## [Dataset entries on figures]
········

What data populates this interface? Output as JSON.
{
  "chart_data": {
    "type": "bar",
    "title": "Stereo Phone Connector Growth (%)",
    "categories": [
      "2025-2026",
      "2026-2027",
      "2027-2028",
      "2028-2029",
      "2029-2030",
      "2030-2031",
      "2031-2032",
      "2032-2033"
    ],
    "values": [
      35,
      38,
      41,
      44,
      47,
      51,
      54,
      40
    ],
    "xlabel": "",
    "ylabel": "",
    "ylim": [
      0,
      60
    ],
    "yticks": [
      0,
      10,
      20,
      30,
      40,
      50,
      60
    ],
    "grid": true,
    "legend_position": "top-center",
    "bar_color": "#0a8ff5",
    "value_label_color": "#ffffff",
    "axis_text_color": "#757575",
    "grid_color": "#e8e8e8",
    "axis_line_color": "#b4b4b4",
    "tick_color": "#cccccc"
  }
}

········

## [What is expected]
Extract the complete set of records unchanged.

## [The response]
What data populates this interface? Output as JSON.
{
  "chart_data": {
    "type": "bar",
    "title": "Stereo Phone Connector Growth (%)",
    "categories": [
      "2025-2026",
      "2026-2027",
      "2027-2028",
      "2028-2029",
      "2029-2030",
      "2030-2031",
      "2031-2032",
      "2032-2033"
    ],
    "values": [
      35,
      38,
      41,
      44,
      47,
      51,
      54,
      40
    ],
    "xlabel": "",
    "ylabel": "",
    "ylim": [
      0,
      60
    ],
    "yticks": [
      0,
      10,
      20,
      30,
      40,
      50,
      60
    ],
    "grid": true,
    "legend_position": "top-center",
    "bar_color": "#0a8ff5",
    "value_label_color": "#ffffff",
    "axis_text_color": "#757575",
    "grid_color": "#e8e8e8",
    "axis_line_color": "#b4b4b4",
    "tick_color": "#cccccc"
  }
}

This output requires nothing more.